— REQUEST —
For every line in the data below that contains "this", copy the line.

---------- SOURCE DATA ----------

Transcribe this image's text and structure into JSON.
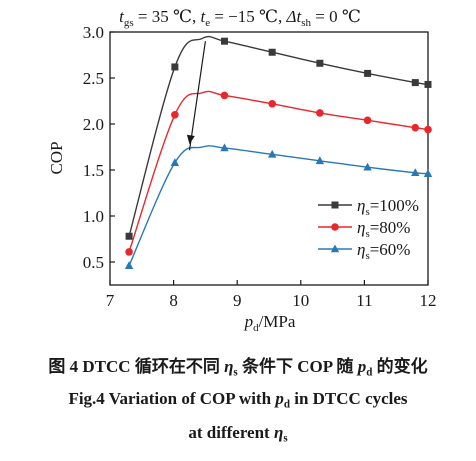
{
  "chart_data": {
    "type": "line",
    "title": {
      "t_sym": "t",
      "t_sub": "gs",
      "t_val": " = 35 ℃, ",
      "te_sym": "t",
      "te_sub": "e",
      "te_val": " = −15 ℃, ",
      "dt_sym": "Δt",
      "dt_sub": "sh",
      "dt_val": " = 0 ℃"
    },
    "xlabel": {
      "sym": "p",
      "sub": "d",
      "unit": "/MPa"
    },
    "ylabel": "COP",
    "xlim": [
      7,
      12
    ],
    "ylim": [
      0.25,
      3.0
    ],
    "xticks": [
      "7",
      "8",
      "9",
      "10",
      "11",
      "12"
    ],
    "yticks": [
      "0.5",
      "1.0",
      "1.5",
      "2.0",
      "2.5",
      "3.0"
    ],
    "xtick_values": [
      7,
      8,
      9,
      10,
      11,
      12
    ],
    "ytick_values": [
      0.5,
      1.0,
      1.5,
      2.0,
      2.5,
      3.0
    ],
    "grid": false,
    "legend_position": "lower-right",
    "series": [
      {
        "label_sym": "η",
        "label_sub": "s",
        "label_val": "=100%",
        "color": "#3a3a3a",
        "marker": "square",
        "x": [
          7.3,
          8.02,
          8.8,
          9.55,
          10.3,
          11.05,
          11.8,
          12.0
        ],
        "y": [
          0.78,
          2.62,
          2.9,
          2.78,
          2.66,
          2.55,
          2.45,
          2.43
        ],
        "peak": [
          8.45,
          2.93
        ]
      },
      {
        "label_sym": "η",
        "label_sub": "s",
        "label_val": "=80%",
        "color": "#e8272c",
        "marker": "circle",
        "x": [
          7.3,
          8.02,
          8.8,
          9.55,
          10.3,
          11.05,
          11.8,
          12.0
        ],
        "y": [
          0.61,
          2.1,
          2.31,
          2.22,
          2.12,
          2.04,
          1.96,
          1.94
        ],
        "peak": [
          8.45,
          2.34
        ]
      },
      {
        "label_sym": "η",
        "label_sub": "s",
        "label_val": "=60%",
        "color": "#2878b8",
        "marker": "triangle",
        "x": [
          7.3,
          8.02,
          8.8,
          9.55,
          10.3,
          11.05,
          11.8,
          12.0
        ],
        "y": [
          0.46,
          1.58,
          1.74,
          1.67,
          1.6,
          1.53,
          1.47,
          1.46
        ],
        "peak": [
          8.45,
          1.75
        ]
      }
    ],
    "annotation": {
      "type": "arrow",
      "from": [
        8.5,
        2.9
      ],
      "to": [
        8.25,
        1.78
      ]
    }
  },
  "caption": {
    "cn_pre": "图 4 DTCC 循环在不同 ",
    "cn_eta": "η",
    "cn_eta_sub": "s",
    "cn_mid": " 条件下 COP 随 ",
    "cn_p": "p",
    "cn_p_sub": "d",
    "cn_post": " 的变化",
    "en1_pre": "Fig.4 Variation of COP with ",
    "en1_p": "p",
    "en1_p_sub": "d",
    "en1_post": " in DTCC cycles",
    "en2_pre": "at different ",
    "en2_eta": "η",
    "en2_eta_sub": "s"
  }
}
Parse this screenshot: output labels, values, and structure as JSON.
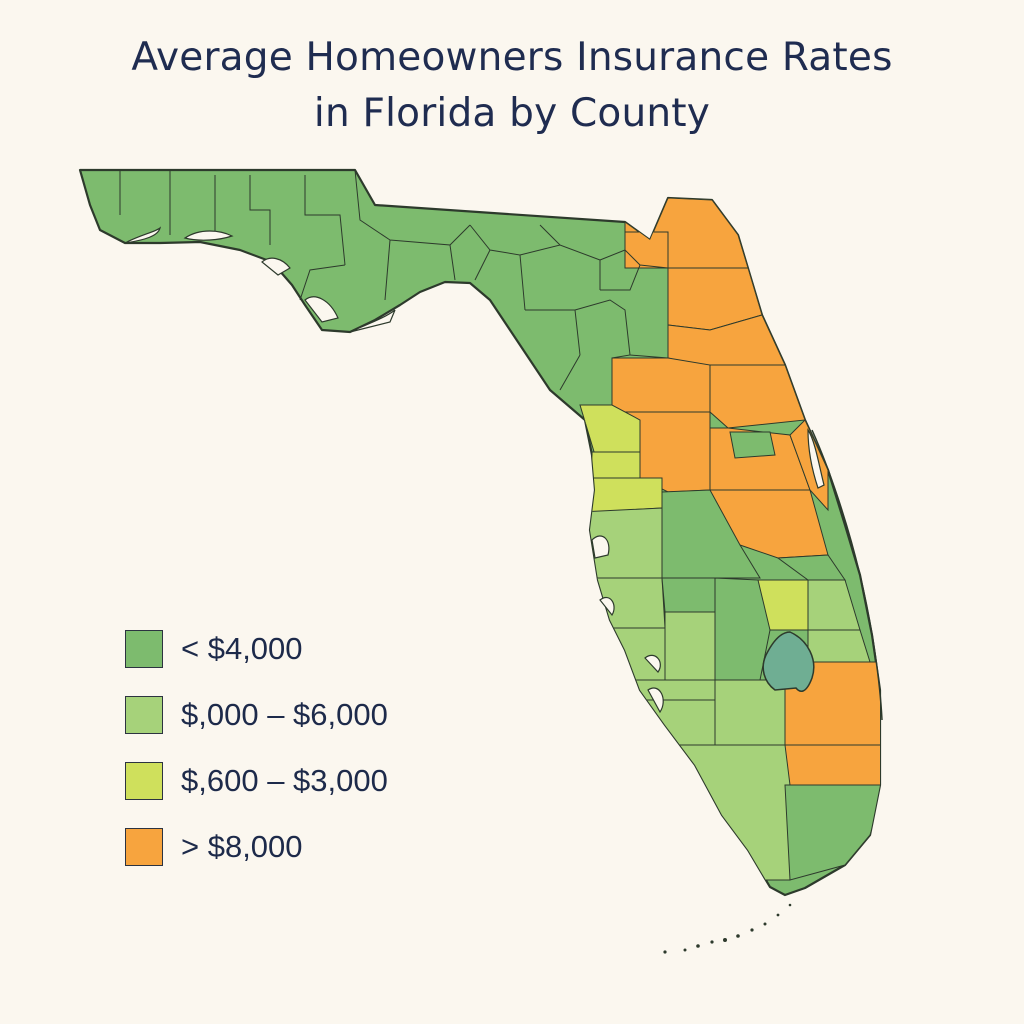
{
  "title": {
    "line1": "Average Homeowners Insurance Rates",
    "line2": "in Florida by County"
  },
  "colors": {
    "background": "#fbf7ef",
    "dark_green": "#7dbb6e",
    "light_green": "#a6d27a",
    "yellow_green": "#cfe05c",
    "orange": "#f7a43e",
    "lake_teal": "#6fae93",
    "border": "#2d3a2c"
  },
  "legend": [
    {
      "label": "< $4,000",
      "color": "#7dbb6e"
    },
    {
      "label": "$,000 – $6,000",
      "color": "#a6d27a"
    },
    {
      "label": "$,600 – $3,000",
      "color": "#cfe05c"
    },
    {
      "label": "> $8,000",
      "color": "#f7a43e"
    }
  ],
  "map": {
    "region": "Florida",
    "feature_types": [
      "counties",
      "lake"
    ],
    "lake_icon": "lake-okeechobee"
  }
}
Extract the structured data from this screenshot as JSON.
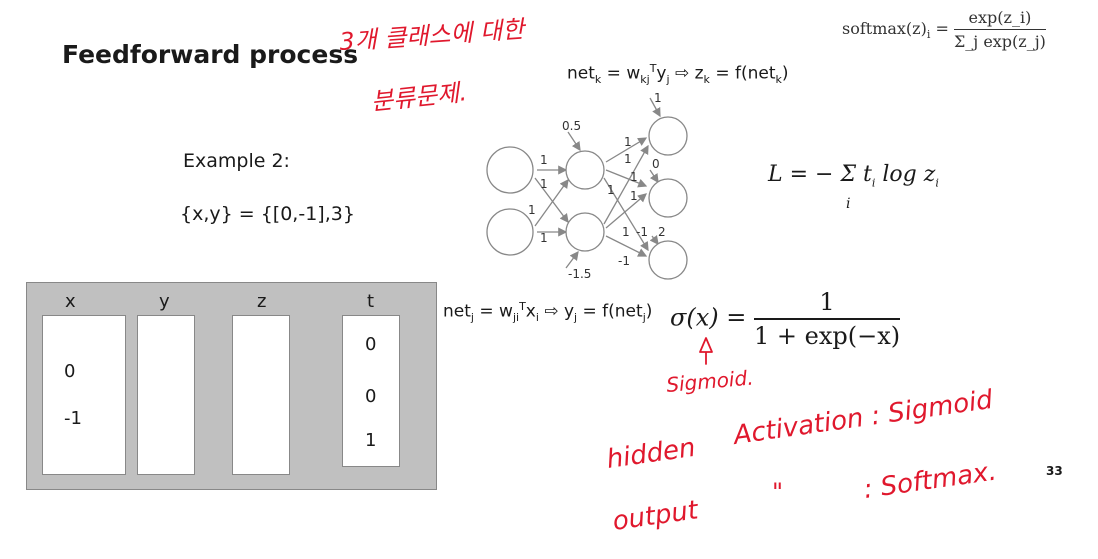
{
  "slide": {
    "title": "Feedforward process",
    "page_number": "33",
    "softmax": {
      "lhs": "softmax(z)",
      "sub": "i",
      "eq": " = ",
      "numerator": "exp(z_i)",
      "denominator": "Σ_j exp(z_j)"
    },
    "net_k": {
      "a": "net",
      "a_sub": "k",
      "b": " = w",
      "b_sub": "kj",
      "b_sup": "T",
      "c": "y",
      "c_sub": "j",
      "arrow": " ⇨ ",
      "d": "z",
      "d_sub": "k",
      "e": " = f(net",
      "e_sub": "k",
      "f": ")"
    },
    "net_j": {
      "a": "net",
      "a_sub": "j",
      "b": " = w",
      "b_sub": "ji",
      "b_sup": "T",
      "c": "x",
      "c_sub": "i",
      "arrow": " ⇨ ",
      "d": "y",
      "d_sub": "j",
      "e": " = f(net",
      "e_sub": "j",
      "f": ")"
    },
    "example_label": "Example 2:",
    "example_value": "{x,y} = {[0,-1],3}",
    "loss_formula": "L = − Σ t",
    "loss_sub_i": "i",
    "loss_tail": " log z",
    "loss_sub_i2": "i",
    "loss_sigma_index": "i",
    "sigmoid_lhs": "σ(x) = ",
    "sigmoid_num": "1",
    "sigmoid_den": "1 + exp(−x)"
  },
  "network": {
    "edge_labels": [
      "1",
      "1",
      "1",
      "1",
      "1",
      "1",
      "1",
      "1",
      "1",
      "1",
      "-1",
      "-1"
    ],
    "bias_top": "0.5",
    "bias_bottom": "-1.5",
    "output_biases": [
      "1",
      "0",
      "2"
    ]
  },
  "table": {
    "columns": [
      "x",
      "y",
      "z",
      "t"
    ],
    "x_values": [
      "0",
      "-1"
    ],
    "t_values": [
      "0",
      "0",
      "1"
    ]
  },
  "annotations": {
    "korean_line1": "3개 클래스에 대한",
    "korean_line2": "분류문제.",
    "sigmoid_note": "Sigmoid.",
    "hidden_label": "hidden",
    "activation_label": "Activation : Sigmoid",
    "output_label": "output",
    "ditto": "\"",
    "softmax_label": ": Softmax."
  },
  "colors": {
    "annotation": "#e0182d",
    "panel": "#c0c0c0"
  }
}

----------

— REPLY —
Transcribe this image's text and structure into JSON.
Parse this screenshot: output labels, values, and structure as JSON.
Extract the structured data from this screenshot as JSON.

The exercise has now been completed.